Task directions — Collect all lines containing the word "color" from the data.

Records contained in a dataset
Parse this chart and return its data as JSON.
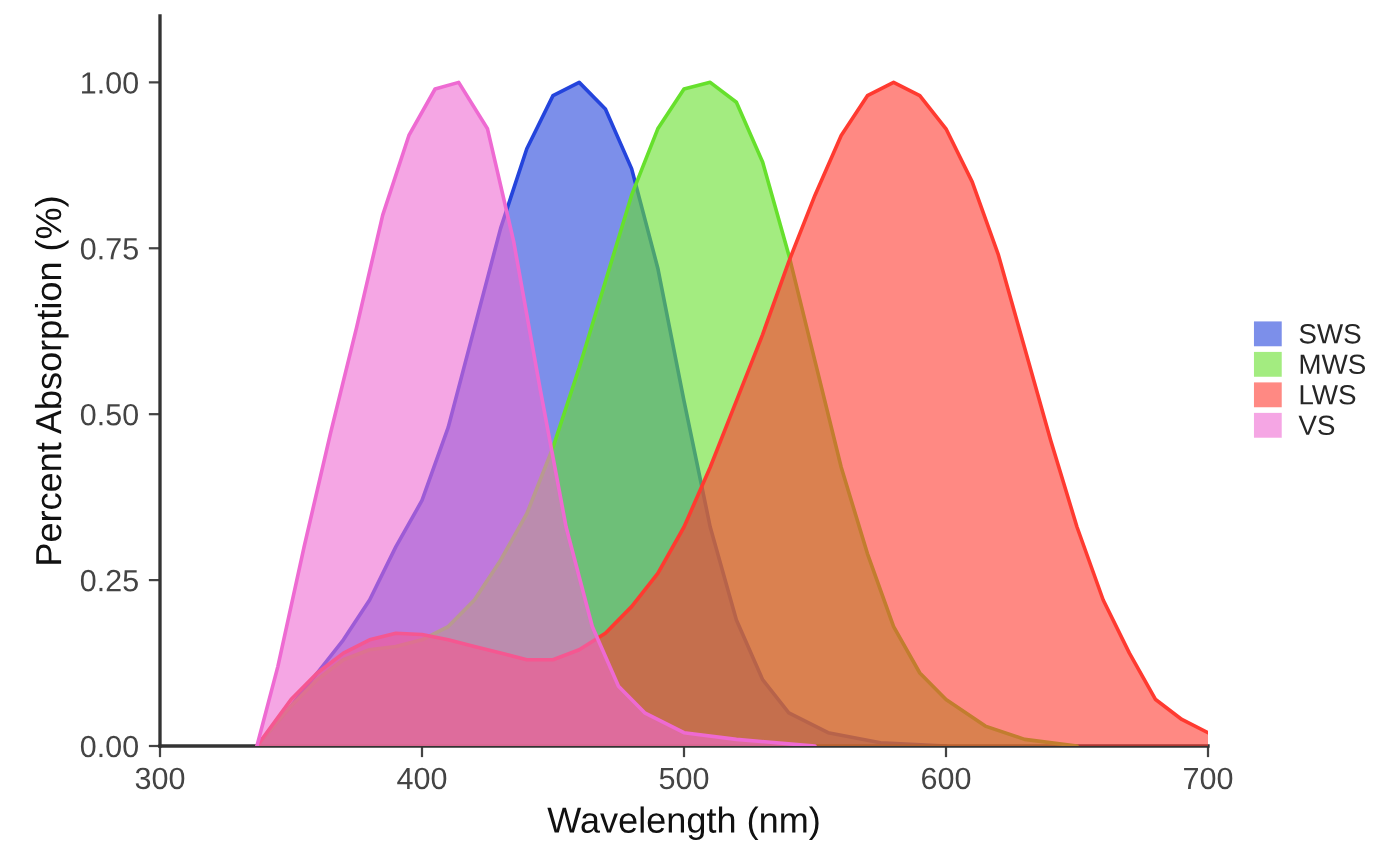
{
  "chart_data": {
    "type": "area",
    "xlabel": "Wavelength (nm)",
    "ylabel": "Percent Absorption (%)",
    "xlim": [
      300,
      700
    ],
    "ylim": [
      0,
      1.1
    ],
    "xticks": [
      300,
      400,
      500,
      600,
      700
    ],
    "yticks": [
      {
        "value": 0,
        "label": "0.00"
      },
      {
        "value": 0.25,
        "label": "0.25"
      },
      {
        "value": 0.5,
        "label": "0.50"
      },
      {
        "value": 0.75,
        "label": "0.75"
      },
      {
        "value": 1,
        "label": "1.00"
      }
    ],
    "grid": false,
    "legend": "right",
    "series": [
      {
        "name": "SWS",
        "color": "#2444dc",
        "x": [
          337,
          350,
          360,
          370,
          380,
          390,
          400,
          410,
          420,
          430,
          440,
          450,
          460,
          470,
          480,
          490,
          500,
          510,
          520,
          530,
          540,
          555,
          575,
          600
        ],
        "values": [
          0,
          0.06,
          0.11,
          0.16,
          0.22,
          0.3,
          0.37,
          0.48,
          0.63,
          0.78,
          0.9,
          0.98,
          1.0,
          0.96,
          0.87,
          0.72,
          0.52,
          0.33,
          0.19,
          0.1,
          0.05,
          0.02,
          0.005,
          0
        ]
      },
      {
        "name": "MWS",
        "color": "#66e02c",
        "x": [
          337,
          350,
          360,
          370,
          380,
          390,
          400,
          410,
          420,
          430,
          440,
          450,
          460,
          470,
          480,
          490,
          500,
          510,
          520,
          530,
          540,
          550,
          560,
          570,
          580,
          590,
          600,
          615,
          630,
          650
        ],
        "values": [
          0,
          0.06,
          0.1,
          0.13,
          0.145,
          0.15,
          0.16,
          0.18,
          0.22,
          0.28,
          0.35,
          0.45,
          0.57,
          0.7,
          0.83,
          0.93,
          0.99,
          1.0,
          0.97,
          0.88,
          0.74,
          0.58,
          0.42,
          0.29,
          0.18,
          0.11,
          0.07,
          0.03,
          0.01,
          0
        ]
      },
      {
        "name": "LWS",
        "color": "#ff3a30",
        "x": [
          337,
          350,
          360,
          370,
          380,
          390,
          400,
          410,
          420,
          430,
          440,
          450,
          460,
          470,
          480,
          490,
          500,
          510,
          520,
          530,
          540,
          550,
          560,
          570,
          580,
          590,
          600,
          610,
          620,
          630,
          640,
          650,
          660,
          670,
          680,
          690,
          700
        ],
        "values": [
          0,
          0.07,
          0.11,
          0.14,
          0.16,
          0.17,
          0.168,
          0.16,
          0.15,
          0.14,
          0.13,
          0.13,
          0.145,
          0.17,
          0.21,
          0.26,
          0.33,
          0.42,
          0.52,
          0.62,
          0.73,
          0.83,
          0.92,
          0.98,
          1.0,
          0.98,
          0.93,
          0.85,
          0.74,
          0.6,
          0.46,
          0.33,
          0.22,
          0.14,
          0.07,
          0.04,
          0.02
        ]
      },
      {
        "name": "VS",
        "color": "#ee6ad2",
        "x": [
          337,
          345,
          355,
          365,
          375,
          385,
          395,
          405,
          414,
          425,
          435,
          445,
          455,
          465,
          475,
          485,
          500,
          520,
          550
        ],
        "values": [
          0,
          0.12,
          0.3,
          0.47,
          0.63,
          0.8,
          0.92,
          0.99,
          1.0,
          0.93,
          0.76,
          0.54,
          0.33,
          0.18,
          0.09,
          0.05,
          0.02,
          0.01,
          0
        ]
      }
    ]
  }
}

Solution to the exercise —
        "color": "#2444dc",
        "color": "#66e02c",
        "color": "#ff3a30",
        "color": "#ee6ad2",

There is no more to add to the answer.